Task to carry out
Give an exact copy of every line, leaving images out.

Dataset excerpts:
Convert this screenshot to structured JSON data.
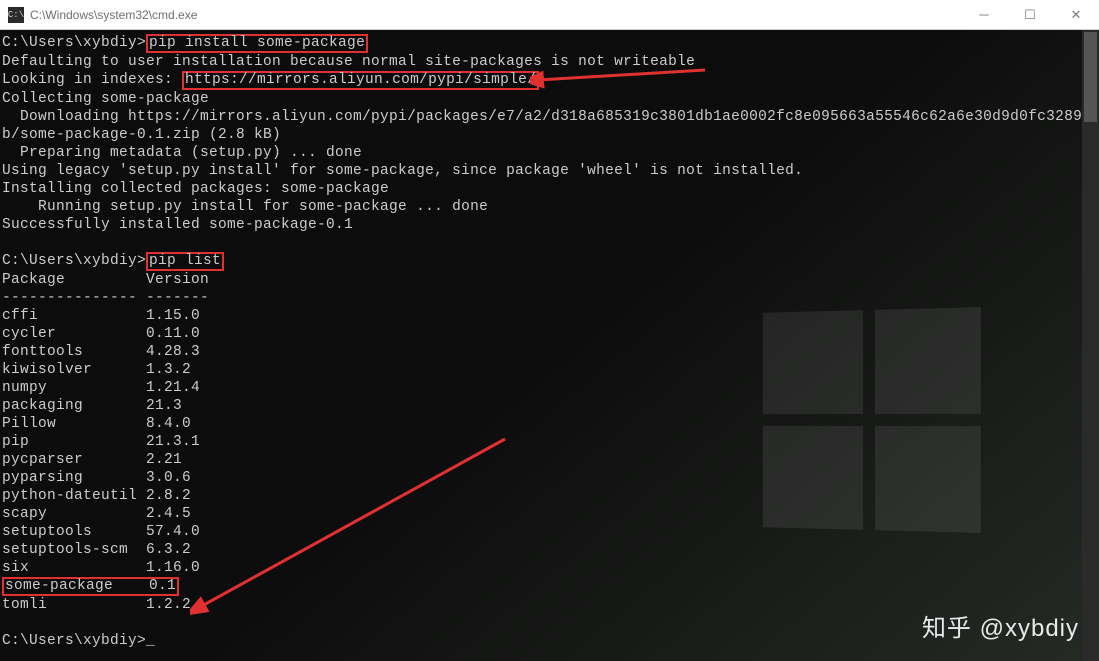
{
  "window": {
    "title": "C:\\Windows\\system32\\cmd.exe",
    "icon_label": "C:\\"
  },
  "prompt": "C:\\Users\\xybdiy>",
  "commands": {
    "install": "pip install some-package",
    "list": "pip list"
  },
  "output": {
    "install": {
      "line1": "Defaulting to user installation because normal site-packages is not writeable",
      "looking_prefix": "Looking in indexes: ",
      "index_url": "https://mirrors.aliyun.com/pypi/simple/",
      "collecting": "Collecting some-package",
      "downloading": "  Downloading https://mirrors.aliyun.com/pypi/packages/e7/a2/d318a685319c3801db1ae0002fc8e095663a55546c62a6e30d9d0fc3289",
      "downloading2": "b/some-package-0.1.zip (2.8 kB)",
      "preparing": "  Preparing metadata (setup.py) ... done",
      "legacy": "Using legacy 'setup.py install' for some-package, since package 'wheel' is not installed.",
      "installing": "Installing collected packages: some-package",
      "running": "    Running setup.py install for some-package ... done",
      "success": "Successfully installed some-package-0.1"
    },
    "list": {
      "header": "Package         Version",
      "divider": "--------------- -------",
      "packages": [
        {
          "name": "cffi",
          "ver": "1.15.0"
        },
        {
          "name": "cycler",
          "ver": "0.11.0"
        },
        {
          "name": "fonttools",
          "ver": "4.28.3"
        },
        {
          "name": "kiwisolver",
          "ver": "1.3.2"
        },
        {
          "name": "numpy",
          "ver": "1.21.4"
        },
        {
          "name": "packaging",
          "ver": "21.3"
        },
        {
          "name": "Pillow",
          "ver": "8.4.0"
        },
        {
          "name": "pip",
          "ver": "21.3.1"
        },
        {
          "name": "pycparser",
          "ver": "2.21"
        },
        {
          "name": "pyparsing",
          "ver": "3.0.6"
        },
        {
          "name": "python-dateutil",
          "ver": "2.8.2"
        },
        {
          "name": "scapy",
          "ver": "2.4.5"
        },
        {
          "name": "setuptools",
          "ver": "57.4.0"
        },
        {
          "name": "setuptools-scm",
          "ver": "6.3.2"
        },
        {
          "name": "six",
          "ver": "1.16.0"
        },
        {
          "name": "some-package",
          "ver": "0.1",
          "highlight": true
        },
        {
          "name": "tomli",
          "ver": "1.2.2"
        }
      ]
    }
  },
  "watermark": "知乎 @xybdiy"
}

The output
Convert this screenshot to structured JSON data.
{
  "window": {
    "title": "C:\\Windows\\system32\\cmd.exe",
    "icon_label": "C:\\"
  },
  "prompt": "C:\\Users\\xybdiy>",
  "commands": {
    "install": "pip install some-package",
    "list": "pip list"
  },
  "output": {
    "install": {
      "line1": "Defaulting to user installation because normal site-packages is not writeable",
      "looking_prefix": "Looking in indexes: ",
      "index_url": "https://mirrors.aliyun.com/pypi/simple/",
      "collecting": "Collecting some-package",
      "downloading": "  Downloading https://mirrors.aliyun.com/pypi/packages/e7/a2/d318a685319c3801db1ae0002fc8e095663a55546c62a6e30d9d0fc3289",
      "downloading2": "b/some-package-0.1.zip (2.8 kB)",
      "preparing": "  Preparing metadata (setup.py) ... done",
      "legacy": "Using legacy 'setup.py install' for some-package, since package 'wheel' is not installed.",
      "installing": "Installing collected packages: some-package",
      "running": "    Running setup.py install for some-package ... done",
      "success": "Successfully installed some-package-0.1"
    },
    "list": {
      "header": "Package         Version",
      "divider": "--------------- -------",
      "packages": [
        {
          "name": "cffi",
          "ver": "1.15.0"
        },
        {
          "name": "cycler",
          "ver": "0.11.0"
        },
        {
          "name": "fonttools",
          "ver": "4.28.3"
        },
        {
          "name": "kiwisolver",
          "ver": "1.3.2"
        },
        {
          "name": "numpy",
          "ver": "1.21.4"
        },
        {
          "name": "packaging",
          "ver": "21.3"
        },
        {
          "name": "Pillow",
          "ver": "8.4.0"
        },
        {
          "name": "pip",
          "ver": "21.3.1"
        },
        {
          "name": "pycparser",
          "ver": "2.21"
        },
        {
          "name": "pyparsing",
          "ver": "3.0.6"
        },
        {
          "name": "python-dateutil",
          "ver": "2.8.2"
        },
        {
          "name": "scapy",
          "ver": "2.4.5"
        },
        {
          "name": "setuptools",
          "ver": "57.4.0"
        },
        {
          "name": "setuptools-scm",
          "ver": "6.3.2"
        },
        {
          "name": "six",
          "ver": "1.16.0"
        },
        {
          "name": "some-package",
          "ver": "0.1",
          "highlight": true
        },
        {
          "name": "tomli",
          "ver": "1.2.2"
        }
      ]
    }
  },
  "watermark": "知乎 @xybdiy"
}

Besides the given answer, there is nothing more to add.